> _TO BE DONE_
Without the pictures, return each record as it appears.

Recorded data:
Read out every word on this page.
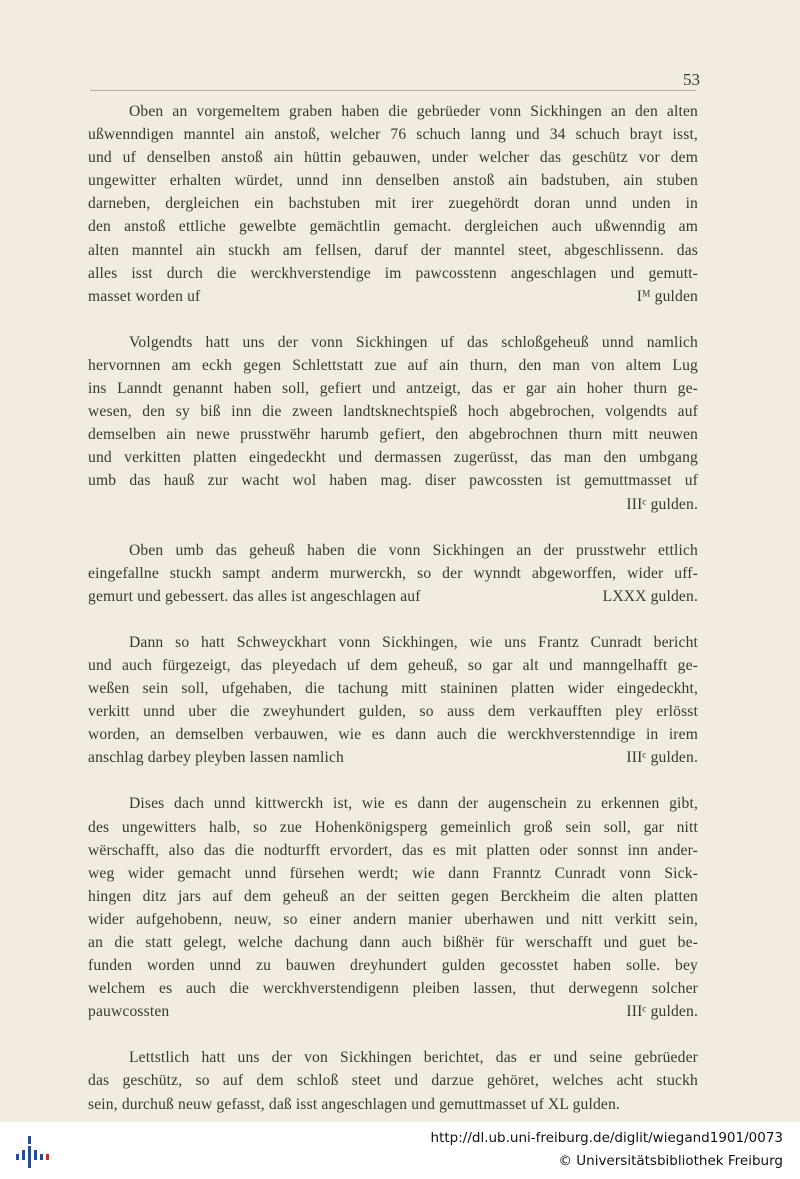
53
Oben an vorgemeltem graben haben die gebrüeder vonn Sickhingen an den alten
ußwenndigen manntel ain anstoß, welcher 76 schuch lanng und 34 schuch brayt isst,
und uf denselben anstoß ain hüttin gebauwen, under welcher das geschütz vor dem
ungewitter erhalten würdet, unnd inn denselben anstoß ain badstuben, ain stuben
darneben, dergleichen ein bachstuben mit irer zuegehördt doran unnd unden in
den anstoß ettliche gewelbte gemächtlin gemacht. dergleichen auch ußwenndig am
alten manntel ain stuckh am fellsen, daruf der manntel steet, abgeschlissenn. das
alles isst durch die werckhverstendige im pawcosstenn angeschlagen und gemutt-
masset worden uf	Iᴹ gulden
Volgendts hatt uns der vonn Sickhingen uf das schloßgeheuß unnd namlich
hervornnen am eckh gegen Schlettstatt zue auf ain thurn, den man von altem Lug
ins Lanndt genannt haben soll, gefiert und antzeigt, das er gar ain hoher thurn ge-
wesen, den sy biß inn die zween landtsknechtspieß hoch abgebrochen, volgendts auf
demselben ain newe prusstwëhr harumb gefiert, den abgebrochnen thurn mitt neuwen
und verkitten platten eingedeckht und dermassen zugerüsst, das man den umbgang
umb das hauß zur wacht wol haben mag. diser pawcossten ist gemuttmasset uf
IIIᶜ gulden.
Oben umb das geheuß haben die vonn Sickhingen an der prusstwehr ettlich
eingefallne stuckh sampt anderm murwerckh, so der wynndt abgeworffen, wider uff-
gemurt und gebessert. das alles ist angeschlagen auf	LXXX gulden.
Dann so hatt Schweyckhart vonn Sickhingen, wie uns Frantz Cunradt bericht
und auch fürgezeigt, das pleyedach uf dem geheuß, so gar alt und manngelhafft ge-
weßen sein soll, ufgehaben, die tachung mitt staininen platten wider eingedeckht,
verkitt unnd uber die zweyhundert gulden, so auss dem verkaufften pley erlösst
worden, an demselben verbauwen, wie es dann auch die werckhverstenndige in irem
anschlag darbey pleyben lassen namlich	IIIᶜ gulden.
Dises dach unnd kittwerckh ist, wie es dann der augenschein zu erkennen gibt,
des ungewitters halb, so zue Hohenkönigsperg gemeinlich groß sein soll, gar nitt
wërschafft, also das die nodturfft ervordert, das es mit platten oder sonnst inn ander-
weg wider gemacht unnd fürsehen werdt; wie dann Franntz Cunradt vonn Sick-
hingen ditz jars auf dem geheuß an der seitten gegen Berckheim die alten platten
wider aufgehobenn, neuw, so einer andern manier uberhawen und nitt verkitt sein,
an die statt gelegt, welche dachung dann auch bißhër für werschafft und guet be-
funden worden unnd zu bauwen dreyhundert gulden gecosstet haben solle. bey
welchem es auch die werckhverstendigenn pleiben lassen, thut derwegenn solcher
pauwcossten	IIIᶜ gulden.
Lettstlich hatt uns der von Sickhingen berichtet, das er und seine gebrüeder
das geschütz, so auf dem schloß steet und darzue gehöret, welches acht stuckh
sein, durchuß neuw gefasst, daß isst angeschlagen und gemuttmasset uf XL gulden.
http://dl.ub.uni-freiburg.de/diglit/wiegand1901/0073
© Universitätsbibliothek Freiburg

> _ANSWER TO THE PROBLEM_
Read out every word on this page.
53
Oben an vorgemeltem graben haben die gebrüeder vonn Sickhingen an den alten
ußwenndigen manntel ain anstoß, welcher 76 schuch lanng und 34 schuch brayt isst,
und uf denselben anstoß ain hüttin gebauwen, under welcher das geschütz vor dem
ungewitter erhalten würdet, unnd inn denselben anstoß ain badstuben, ain stuben
darneben, dergleichen ein bachstuben mit irer zuegehördt doran unnd unden in
den anstoß ettliche gewelbte gemächtlin gemacht. dergleichen auch ußwenndig am
alten manntel ain stuckh am fellsen, daruf der manntel steet, abgeschlissenn. das
alles isst durch die werckhverstendige im pawcosstenn angeschlagen und gemutt-
masset worden uf	Iᴹ gulden
Volgendts hatt uns der vonn Sickhingen uf das schloßgeheuß unnd namlich
hervornnen am eckh gegen Schlettstatt zue auf ain thurn, den man von altem Lug
ins Lanndt genannt haben soll, gefiert und antzeigt, das er gar ain hoher thurn ge-
wesen, den sy biß inn die zween landtsknechtspieß hoch abgebrochen, volgendts auf
demselben ain newe prusstwëhr harumb gefiert, den abgebrochnen thurn mitt neuwen
und verkitten platten eingedeckht und dermassen zugerüsst, das man den umbgang
umb das hauß zur wacht wol haben mag. diser pawcossten ist gemuttmasset uf
IIIᶜ gulden.
Oben umb das geheuß haben die vonn Sickhingen an der prusstwehr ettlich
eingefallne stuckh sampt anderm murwerckh, so der wynndt abgeworffen, wider uff-
gemurt und gebessert. das alles ist angeschlagen auf	LXXX gulden.
Dann so hatt Schweyckhart vonn Sickhingen, wie uns Frantz Cunradt bericht
und auch fürgezeigt, das pleyedach uf dem geheuß, so gar alt und manngelhafft ge-
weßen sein soll, ufgehaben, die tachung mitt staininen platten wider eingedeckht,
verkitt unnd uber die zweyhundert gulden, so auss dem verkaufften pley erlösst
worden, an demselben verbauwen, wie es dann auch die werckhverstenndige in irem
anschlag darbey pleyben lassen namlich	IIIᶜ gulden.
Dises dach unnd kittwerckh ist, wie es dann der augenschein zu erkennen gibt,
des ungewitters halb, so zue Hohenkönigsperg gemeinlich groß sein soll, gar nitt
wërschafft, also das die nodturfft ervordert, das es mit platten oder sonnst inn ander-
weg wider gemacht unnd fürsehen werdt; wie dann Franntz Cunradt vonn Sick-
hingen ditz jars auf dem geheuß an der seitten gegen Berckheim die alten platten
wider aufgehobenn, neuw, so einer andern manier uberhawen und nitt verkitt sein,
an die statt gelegt, welche dachung dann auch bißhër für werschafft und guet be-
funden worden unnd zu bauwen dreyhundert gulden gecosstet haben solle. bey
welchem es auch die werckhverstendigenn pleiben lassen, thut derwegenn solcher
pauwcossten	IIIᶜ gulden.
Lettstlich hatt uns der von Sickhingen berichtet, das er und seine gebrüeder
das geschütz, so auf dem schloß steet und darzue gehöret, welches acht stuckh
sein, durchuß neuw gefasst, daß isst angeschlagen und gemuttmasset uf XL gulden.
http://dl.ub.uni-freiburg.de/diglit/wiegand1901/0073
© Universitätsbibliothek Freiburg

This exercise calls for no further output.